▸ **Exercise prompt**
Please set out every one of the entries below as a Markdown table with two columns, Row (its number) and Entry (the line itself), leaving out any blank lines.

____ Rows

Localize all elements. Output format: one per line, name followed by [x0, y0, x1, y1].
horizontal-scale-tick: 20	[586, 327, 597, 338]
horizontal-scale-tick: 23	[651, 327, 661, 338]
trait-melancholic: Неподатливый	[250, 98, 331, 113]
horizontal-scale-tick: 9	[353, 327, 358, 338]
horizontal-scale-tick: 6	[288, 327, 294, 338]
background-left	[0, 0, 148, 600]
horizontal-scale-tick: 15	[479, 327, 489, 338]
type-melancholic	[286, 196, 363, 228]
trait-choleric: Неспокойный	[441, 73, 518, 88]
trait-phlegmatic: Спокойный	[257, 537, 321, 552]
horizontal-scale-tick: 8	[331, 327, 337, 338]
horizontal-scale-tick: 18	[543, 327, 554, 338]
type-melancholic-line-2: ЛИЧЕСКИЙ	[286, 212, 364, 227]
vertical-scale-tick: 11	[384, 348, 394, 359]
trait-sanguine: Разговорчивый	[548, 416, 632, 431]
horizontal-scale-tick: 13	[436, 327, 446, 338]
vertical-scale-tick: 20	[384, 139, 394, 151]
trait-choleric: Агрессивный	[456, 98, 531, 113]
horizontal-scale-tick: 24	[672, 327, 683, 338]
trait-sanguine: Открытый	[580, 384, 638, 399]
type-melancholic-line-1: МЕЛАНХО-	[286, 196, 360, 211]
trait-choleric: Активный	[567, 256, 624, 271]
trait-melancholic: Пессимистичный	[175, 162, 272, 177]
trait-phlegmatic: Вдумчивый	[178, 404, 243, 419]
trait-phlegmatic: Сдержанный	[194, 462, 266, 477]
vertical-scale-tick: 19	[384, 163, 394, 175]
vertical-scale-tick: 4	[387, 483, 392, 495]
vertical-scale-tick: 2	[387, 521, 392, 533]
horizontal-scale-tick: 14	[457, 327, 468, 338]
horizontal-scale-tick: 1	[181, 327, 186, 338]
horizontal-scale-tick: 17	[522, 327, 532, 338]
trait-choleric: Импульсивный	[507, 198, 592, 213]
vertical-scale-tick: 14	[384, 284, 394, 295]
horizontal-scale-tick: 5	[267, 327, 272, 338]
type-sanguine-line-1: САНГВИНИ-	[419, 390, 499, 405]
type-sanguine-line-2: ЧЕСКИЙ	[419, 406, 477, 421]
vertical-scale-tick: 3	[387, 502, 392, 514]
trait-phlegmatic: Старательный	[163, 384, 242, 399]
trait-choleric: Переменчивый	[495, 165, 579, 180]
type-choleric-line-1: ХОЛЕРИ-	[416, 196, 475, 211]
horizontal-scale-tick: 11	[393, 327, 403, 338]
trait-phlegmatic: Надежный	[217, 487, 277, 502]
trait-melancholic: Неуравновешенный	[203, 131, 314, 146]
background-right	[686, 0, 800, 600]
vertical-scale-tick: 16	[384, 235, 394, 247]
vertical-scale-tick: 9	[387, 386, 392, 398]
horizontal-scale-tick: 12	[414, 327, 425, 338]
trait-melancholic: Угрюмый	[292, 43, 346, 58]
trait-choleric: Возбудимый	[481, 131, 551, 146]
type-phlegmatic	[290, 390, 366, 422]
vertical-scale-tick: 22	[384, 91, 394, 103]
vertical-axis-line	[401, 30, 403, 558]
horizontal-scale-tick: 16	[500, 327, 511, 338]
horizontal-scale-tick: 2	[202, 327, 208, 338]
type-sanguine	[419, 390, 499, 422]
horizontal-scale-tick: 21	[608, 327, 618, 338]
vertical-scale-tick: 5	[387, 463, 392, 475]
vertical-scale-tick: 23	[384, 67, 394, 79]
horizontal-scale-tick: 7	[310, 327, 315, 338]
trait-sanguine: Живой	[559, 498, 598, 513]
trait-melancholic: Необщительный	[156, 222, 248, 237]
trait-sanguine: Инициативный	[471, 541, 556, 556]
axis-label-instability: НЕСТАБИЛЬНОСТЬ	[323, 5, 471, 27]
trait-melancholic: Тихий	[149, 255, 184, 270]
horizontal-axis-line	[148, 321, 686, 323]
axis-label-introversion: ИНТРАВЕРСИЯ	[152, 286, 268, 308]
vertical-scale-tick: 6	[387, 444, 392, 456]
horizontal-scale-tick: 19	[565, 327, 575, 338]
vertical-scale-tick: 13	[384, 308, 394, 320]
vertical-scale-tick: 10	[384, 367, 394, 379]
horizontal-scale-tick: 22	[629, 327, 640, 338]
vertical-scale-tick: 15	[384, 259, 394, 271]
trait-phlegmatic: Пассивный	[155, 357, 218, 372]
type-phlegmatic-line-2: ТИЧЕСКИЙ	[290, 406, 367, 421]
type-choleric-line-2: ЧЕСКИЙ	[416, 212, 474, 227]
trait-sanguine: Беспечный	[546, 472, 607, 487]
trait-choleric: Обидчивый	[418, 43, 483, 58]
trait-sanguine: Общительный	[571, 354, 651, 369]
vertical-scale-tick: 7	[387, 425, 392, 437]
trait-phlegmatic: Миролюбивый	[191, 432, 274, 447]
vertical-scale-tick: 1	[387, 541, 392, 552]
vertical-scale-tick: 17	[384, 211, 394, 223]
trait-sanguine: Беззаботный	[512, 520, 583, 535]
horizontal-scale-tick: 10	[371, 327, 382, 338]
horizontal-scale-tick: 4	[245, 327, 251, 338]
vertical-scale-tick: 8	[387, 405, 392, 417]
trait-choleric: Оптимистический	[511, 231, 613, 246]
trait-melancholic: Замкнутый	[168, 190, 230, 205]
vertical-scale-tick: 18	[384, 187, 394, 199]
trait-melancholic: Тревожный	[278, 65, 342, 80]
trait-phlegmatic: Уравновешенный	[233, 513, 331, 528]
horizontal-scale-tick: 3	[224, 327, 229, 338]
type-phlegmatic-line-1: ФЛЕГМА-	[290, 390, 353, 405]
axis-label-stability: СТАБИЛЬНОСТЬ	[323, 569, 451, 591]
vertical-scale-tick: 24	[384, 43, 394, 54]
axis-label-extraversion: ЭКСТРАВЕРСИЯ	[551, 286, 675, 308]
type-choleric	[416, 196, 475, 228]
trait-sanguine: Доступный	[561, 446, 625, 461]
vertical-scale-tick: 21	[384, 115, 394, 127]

________

▸ **Result of this exercise**
| Row | Entry |
|---|---|
| 1 | Localize all elements. Output format: one per line, name followed by [x0, y0, x1, y1]. |
| 2 | horizontal-scale-tick: 20	[586, 327, 597, 338] |
| 3 | horizontal-scale-tick: 23	[651, 327, 661, 338] |
| 4 | trait-melancholic: Неподатливый	[250, 98, 331, 113] |
| 5 | horizontal-scale-tick: 9	[353, 327, 358, 338] |
| 6 | horizontal-scale-tick: 6	[288, 327, 294, 338] |
| 7 | background-left	[0, 0, 148, 600] |
| 8 | horizontal-scale-tick: 15	[479, 327, 489, 338] |
| 9 | type-melancholic	[286, 196, 363, 228] |
| 10 | trait-choleric: Неспокойный	[441, 73, 518, 88] |
| 11 | trait-phlegmatic: Спокойный	[257, 537, 321, 552] |
| 12 | horizontal-scale-tick: 8	[331, 327, 337, 338] |
| 13 | horizontal-scale-tick: 18	[543, 327, 554, 338] |
| 14 | type-melancholic-line-2: ЛИЧЕСКИЙ	[286, 212, 364, 227] |
| 15 | vertical-scale-tick: 11	[384, 348, 394, 359] |
| 16 | trait-sanguine: Разговорчивый	[548, 416, 632, 431] |
| 17 | horizontal-scale-tick: 13	[436, 327, 446, 338] |
| 18 | vertical-scale-tick: 20	[384, 139, 394, 151] |
| 19 | trait-choleric: Агрессивный	[456, 98, 531, 113] |
| 20 | horizontal-scale-tick: 24	[672, 327, 683, 338] |
| 21 | trait-sanguine: Открытый	[580, 384, 638, 399] |
| 22 | type-melancholic-line-1: МЕЛАНХО-	[286, 196, 360, 211] |
| 23 | trait-choleric: Активный	[567, 256, 624, 271] |
| 24 | trait-melancholic: Пессимистичный	[175, 162, 272, 177] |
| 25 | trait-phlegmatic: Вдумчивый	[178, 404, 243, 419] |
| 26 | trait-phlegmatic: Сдержанный	[194, 462, 266, 477] |
| 27 | vertical-scale-tick: 19	[384, 163, 394, 175] |
| 28 | vertical-scale-tick: 4	[387, 483, 392, 495] |
| 29 | vertical-scale-tick: 2	[387, 521, 392, 533] |
| 30 | horizontal-scale-tick: 14	[457, 327, 468, 338] |
| 31 | horizontal-scale-tick: 1	[181, 327, 186, 338] |
| 32 | horizontal-scale-tick: 17	[522, 327, 532, 338] |
| 33 | trait-choleric: Импульсивный	[507, 198, 592, 213] |
| 34 | vertical-scale-tick: 14	[384, 284, 394, 295] |
| 35 | horizontal-scale-tick: 5	[267, 327, 272, 338] |
| 36 | type-sanguine-line-1: САНГВИНИ-	[419, 390, 499, 405] |
| 37 | type-sanguine-line-2: ЧЕСКИЙ	[419, 406, 477, 421] |
| 38 | vertical-scale-tick: 3	[387, 502, 392, 514] |
| 39 | trait-phlegmatic: Старательный	[163, 384, 242, 399] |
| 40 | trait-choleric: Переменчивый	[495, 165, 579, 180] |
| 41 | type-choleric-line-1: ХОЛЕРИ-	[416, 196, 475, 211] |
| 42 | horizontal-scale-tick: 11	[393, 327, 403, 338] |
| 43 | trait-phlegmatic: Надежный	[217, 487, 277, 502] |
| 44 | trait-melancholic: Неуравновешенный	[203, 131, 314, 146] |
| 45 | background-right	[686, 0, 800, 600] |
| 46 | vertical-scale-tick: 16	[384, 235, 394, 247] |
| 47 | vertical-scale-tick: 9	[387, 386, 392, 398] |
| 48 | horizontal-scale-tick: 12	[414, 327, 425, 338] |
| 49 | trait-melancholic: Угрюмый	[292, 43, 346, 58] |
| 50 | trait-choleric: Возбудимый	[481, 131, 551, 146] |
| 51 | type-phlegmatic	[290, 390, 366, 422] |
| 52 | vertical-scale-tick: 22	[384, 91, 394, 103] |
| 53 | vertical-axis-line	[401, 30, 403, 558] |
| 54 | horizontal-scale-tick: 16	[500, 327, 511, 338] |
| 55 | horizontal-scale-tick: 2	[202, 327, 208, 338] |
| 56 | type-sanguine	[419, 390, 499, 422] |
| 57 | horizontal-scale-tick: 21	[608, 327, 618, 338] |
| 58 | vertical-scale-tick: 5	[387, 463, 392, 475] |
| 59 | vertical-scale-tick: 23	[384, 67, 394, 79] |
| 60 | horizontal-scale-tick: 7	[310, 327, 315, 338] |
| 61 | trait-sanguine: Живой	[559, 498, 598, 513] |
| 62 | trait-melancholic: Необщительный	[156, 222, 248, 237] |
| 63 | trait-sanguine: Инициативный	[471, 541, 556, 556] |
| 64 | axis-label-instability: НЕСТАБИЛЬНОСТЬ	[323, 5, 471, 27] |
| 65 | trait-melancholic: Тихий	[149, 255, 184, 270] |
| 66 | horizontal-axis-line	[148, 321, 686, 323] |
| 67 | axis-label-introversion: ИНТРАВЕРСИЯ	[152, 286, 268, 308] |
| 68 | vertical-scale-tick: 6	[387, 444, 392, 456] |
| 69 | horizontal-scale-tick: 19	[565, 327, 575, 338] |
| 70 | vertical-scale-tick: 13	[384, 308, 394, 320] |
| 71 | vertical-scale-tick: 10	[384, 367, 394, 379] |
| 72 | horizontal-scale-tick: 22	[629, 327, 640, 338] |
| 73 | vertical-scale-tick: 15	[384, 259, 394, 271] |
| 74 | trait-phlegmatic: Пассивный	[155, 357, 218, 372] |
| 75 | type-phlegmatic-line-2: ТИЧЕСКИЙ	[290, 406, 367, 421] |
| 76 | type-choleric-line-2: ЧЕСКИЙ	[416, 212, 474, 227] |
| 77 | trait-sanguine: Беспечный	[546, 472, 607, 487] |
| 78 | trait-choleric: Обидчивый	[418, 43, 483, 58] |
| 79 | trait-sanguine: Общительный	[571, 354, 651, 369] |
| 80 | vertical-scale-tick: 7	[387, 425, 392, 437] |
| 81 | trait-phlegmatic: Миролюбивый	[191, 432, 274, 447] |
| 82 | vertical-scale-tick: 1	[387, 541, 392, 552] |
| 83 | vertical-scale-tick: 17	[384, 211, 394, 223] |
| 84 | trait-sanguine: Беззаботный	[512, 520, 583, 535] |
| 85 | horizontal-scale-tick: 10	[371, 327, 382, 338] |
| 86 | horizontal-scale-tick: 4	[245, 327, 251, 338] |
| 87 | vertical-scale-tick: 8	[387, 405, 392, 417] |
| 88 | trait-choleric: Оптимистический	[511, 231, 613, 246] |
| 89 | trait-melancholic: Замкнутый	[168, 190, 230, 205] |
| 90 | vertical-scale-tick: 18	[384, 187, 394, 199] |
| 91 | trait-melancholic: Тревожный	[278, 65, 342, 80] |
| 92 | trait-phlegmatic: Уравновешенный	[233, 513, 331, 528] |
| 93 | horizontal-scale-tick: 3	[224, 327, 229, 338] |
| 94 | type-phlegmatic-line-1: ФЛЕГМА-	[290, 390, 353, 405] |
| 95 | axis-label-stability: СТАБИЛЬНОСТЬ	[323, 569, 451, 591] |
| 96 | vertical-scale-tick: 24	[384, 43, 394, 54] |
| 97 | axis-label-extraversion: ЭКСТРАВЕРСИЯ	[551, 286, 675, 308] |
| 98 | type-choleric	[416, 196, 475, 228] |
| 99 | trait-sanguine: Доступный	[561, 446, 625, 461] |
| 100 | vertical-scale-tick: 21	[384, 115, 394, 127] |